Aim of the task: Print, exactly and completely, every entry in the data.

Collection entries
-----

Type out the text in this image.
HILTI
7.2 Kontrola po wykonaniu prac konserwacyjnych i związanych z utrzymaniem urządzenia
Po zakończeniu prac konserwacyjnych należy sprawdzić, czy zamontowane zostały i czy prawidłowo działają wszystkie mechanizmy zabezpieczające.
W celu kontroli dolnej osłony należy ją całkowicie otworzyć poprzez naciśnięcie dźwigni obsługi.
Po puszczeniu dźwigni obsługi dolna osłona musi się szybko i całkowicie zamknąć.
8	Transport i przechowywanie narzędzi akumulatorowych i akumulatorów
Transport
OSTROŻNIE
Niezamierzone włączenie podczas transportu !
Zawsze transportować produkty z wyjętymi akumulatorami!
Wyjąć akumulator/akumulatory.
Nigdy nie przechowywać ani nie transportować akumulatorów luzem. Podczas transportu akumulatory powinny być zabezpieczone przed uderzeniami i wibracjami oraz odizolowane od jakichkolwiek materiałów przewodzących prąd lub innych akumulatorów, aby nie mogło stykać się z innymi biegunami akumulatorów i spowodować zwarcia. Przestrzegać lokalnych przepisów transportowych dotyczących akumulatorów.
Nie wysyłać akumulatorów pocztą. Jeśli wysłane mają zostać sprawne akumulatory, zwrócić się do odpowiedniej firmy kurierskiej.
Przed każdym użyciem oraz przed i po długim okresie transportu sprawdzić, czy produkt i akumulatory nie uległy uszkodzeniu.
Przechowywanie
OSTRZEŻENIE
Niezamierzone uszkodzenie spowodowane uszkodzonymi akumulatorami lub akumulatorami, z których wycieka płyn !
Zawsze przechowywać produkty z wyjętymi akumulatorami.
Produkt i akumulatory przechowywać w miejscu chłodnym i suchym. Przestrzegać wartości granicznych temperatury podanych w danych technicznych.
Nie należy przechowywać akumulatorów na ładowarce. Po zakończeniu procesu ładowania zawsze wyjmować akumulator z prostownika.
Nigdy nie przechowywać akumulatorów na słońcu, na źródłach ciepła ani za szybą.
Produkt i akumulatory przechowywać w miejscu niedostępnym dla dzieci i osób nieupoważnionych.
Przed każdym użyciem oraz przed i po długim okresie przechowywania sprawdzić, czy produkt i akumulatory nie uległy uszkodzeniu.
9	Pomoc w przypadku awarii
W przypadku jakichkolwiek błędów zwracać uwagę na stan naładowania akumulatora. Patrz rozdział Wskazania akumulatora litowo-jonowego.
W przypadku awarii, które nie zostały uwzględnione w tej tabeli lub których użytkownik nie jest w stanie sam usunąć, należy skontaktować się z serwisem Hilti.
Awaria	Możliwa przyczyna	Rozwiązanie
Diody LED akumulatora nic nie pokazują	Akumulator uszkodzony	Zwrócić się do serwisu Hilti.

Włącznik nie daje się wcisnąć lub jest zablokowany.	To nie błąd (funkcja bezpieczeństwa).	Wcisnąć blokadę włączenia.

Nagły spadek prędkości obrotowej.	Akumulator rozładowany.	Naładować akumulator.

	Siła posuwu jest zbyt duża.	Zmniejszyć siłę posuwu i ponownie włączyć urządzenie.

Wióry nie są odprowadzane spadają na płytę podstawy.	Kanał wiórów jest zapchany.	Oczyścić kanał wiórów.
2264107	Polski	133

-----

Correct output:
Type out the text in this image.
HILTI
7.2 Kontrola po wykonaniu prac konserwacyjnych i związanych z utrzymaniem urządzenia
Po zakończeniu prac konserwacyjnych należy sprawdzić, czy zamontowane zostały i czy prawidłowo działają wszystkie mechanizmy zabezpieczające.
W celu kontroli dolnej osłony należy ją całkowicie otworzyć poprzez naciśnięcie dźwigni obsługi.
Po puszczeniu dźwigni obsługi dolna osłona musi się szybko i całkowicie zamknąć.
8	Transport i przechowywanie narzędzi akumulatorowych i akumulatorów
Transport
OSTROŻNIE
Niezamierzone włączenie podczas transportu !
Zawsze transportować produkty z wyjętymi akumulatorami!
Wyjąć akumulator/akumulatory.
Nigdy nie przechowywać ani nie transportować akumulatorów luzem. Podczas transportu akumulatory powinny być zabezpieczone przed uderzeniami i wibracjami oraz odizolowane od jakichkolwiek materiałów przewodzących prąd lub innych akumulatorów, aby nie mogło stykać się z innymi biegunami akumulatorów i spowodować zwarcia. Przestrzegać lokalnych przepisów transportowych dotyczących akumulatorów.
Nie wysyłać akumulatorów pocztą. Jeśli wysłane mają zostać sprawne akumulatory, zwrócić się do odpowiedniej firmy kurierskiej.
Przed każdym użyciem oraz przed i po długim okresie transportu sprawdzić, czy produkt i akumulatory nie uległy uszkodzeniu.
Przechowywanie
OSTRZEŻENIE
Niezamierzone uszkodzenie spowodowane uszkodzonymi akumulatorami lub akumulatorami, z których wycieka płyn !
Zawsze przechowywać produkty z wyjętymi akumulatorami.
Produkt i akumulatory przechowywać w miejscu chłodnym i suchym. Przestrzegać wartości granicznych temperatury podanych w danych technicznych.
Nie należy przechowywać akumulatorów na ładowarce. Po zakończeniu procesu ładowania zawsze wyjmować akumulator z prostownika.
Nigdy nie przechowywać akumulatorów na słońcu, na źródłach ciepła ani za szybą.
Produkt i akumulatory przechowywać w miejscu niedostępnym dla dzieci i osób nieupoważnionych.
Przed każdym użyciem oraz przed i po długim okresie przechowywania sprawdzić, czy produkt i akumulatory nie uległy uszkodzeniu.
9	Pomoc w przypadku awarii
W przypadku jakichkolwiek błędów zwracać uwagę na stan naładowania akumulatora. Patrz rozdział Wskazania akumulatora litowo-jonowego.
W przypadku awarii, które nie zostały uwzględnione w tej tabeli lub których użytkownik nie jest w stanie sam usunąć, należy skontaktować się z serwisem Hilti.
Awaria	Możliwa przyczyna	Rozwiązanie
Diody LED akumulatora nic nie pokazują	Akumulator uszkodzony	Zwrócić się do serwisu Hilti.

Włącznik nie daje się wcisnąć lub jest zablokowany.	To nie błąd (funkcja bezpieczeństwa).	Wcisnąć blokadę włączenia.

Nagły spadek prędkości obrotowej.	Akumulator rozładowany.	Naładować akumulator.

	Siła posuwu jest zbyt duża.	Zmniejszyć siłę posuwu i ponownie włączyć urządzenie.

Wióry nie są odprowadzane spadają na płytę podstawy.	Kanał wiórów jest zapchany.	Oczyścić kanał wiórów.
2264107	Polski	133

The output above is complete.